(DIRECTIONS FOR THIS TASK) Only the number is wanted: count the lines that contain "data".

(RECORD LIST)
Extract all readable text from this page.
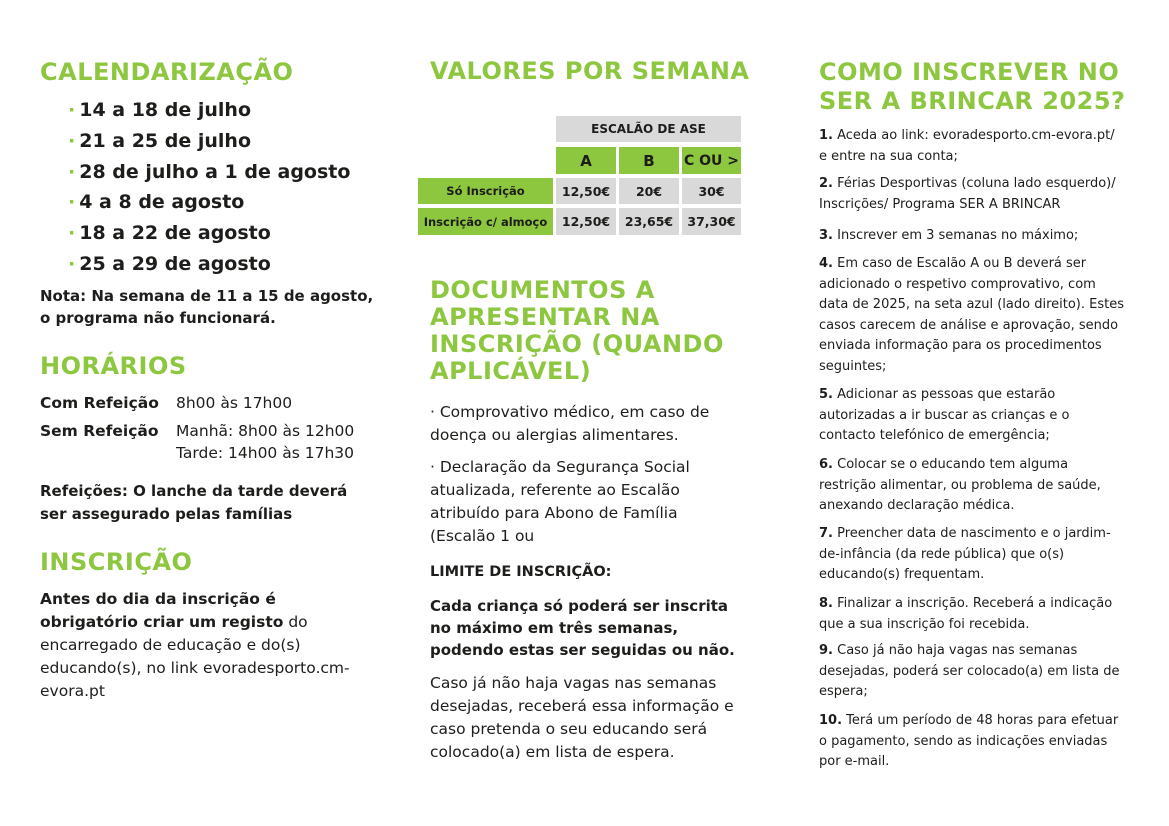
CALENDARIZAÇÃO
· 14 a 18 de julho
· 21 a 25 de julho
· 28 de julho a 1 de agosto
· 4 a 8 de agosto
· 18 a 22 de agosto
· 25 a 29 de agosto
Nota: Na semana de 11 a 15 de agosto, o programa não funcionará.
HORÁRIOS
Com Refeição 8h00 às 17h00
Sem Refeição Manhã: 8h00 às 12h00
Tarde: 14h00 às 17h30
Refeições: O lanche da tarde deverá ser assegurado pelas famílias
INSCRIÇÃO
Antes do dia da inscrição é obrigatório criar um registo do encarregado de educação e do(s) educando(s), no link evoradesporto.cm-evora.pt
VALORES POR SEMANA
ESCALÃO DE ASE
A	B	C OU >
Só Inscrição	12,50€	20€	30€
Inscrição c/ almoço	12,50€	23,65€	37,30€
DOCUMENTOS A APRESENTAR NA INSCRIÇÃO (QUANDO APLICÁVEL)
· Comprovativo médico, em caso de doença ou alergias alimentares.
· Declaração da Segurança Social atualizada, referente ao Escalão atribuído para Abono de Família (Escalão 1 ou
LIMITE DE INSCRIÇÃO:
Cada criança só poderá ser inscrita no máximo em três semanas, podendo estas ser seguidas ou não.
Caso já não haja vagas nas semanas desejadas, receberá essa informação e caso pretenda o seu educando será colocado(a) em lista de espera.
COMO INSCREVER NO SER A BRINCAR 2025?
1. Aceda ao link: evoradesporto.cm-evora.pt/ e entre na sua conta;
2. Férias Desportivas (coluna lado esquerdo)/ Inscrições/ Programa SER A BRINCAR
3. Inscrever em 3 semanas no máximo;
4. Em caso de Escalão A ou B deverá ser adicionado o respetivo comprovativo, com data de 2025, na seta azul (lado direito). Estes casos carecem de análise e aprovação, sendo enviada informação para os procedimentos seguintes;
5. Adicionar as pessoas que estarão autorizadas a ir buscar as crianças e o contacto telefónico de emergência;
6. Colocar se o educando tem alguma restrição alimentar, ou problema de saúde, anexando declaração médica.
7. Preencher data de nascimento e o jardim-de-infância (da rede pública) que o(s) educando(s) frequentam.
8. Finalizar a inscrição. Receberá a indicação que a sua inscrição foi recebida.
9. Caso já não haja vagas nas semanas desejadas, poderá ser colocado(a) em lista de espera;
10. Terá um período de 48 horas para efetuar o pagamento, sendo as indicações enviadas por e-mail.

(REPLY TO THE EXERCISE) 2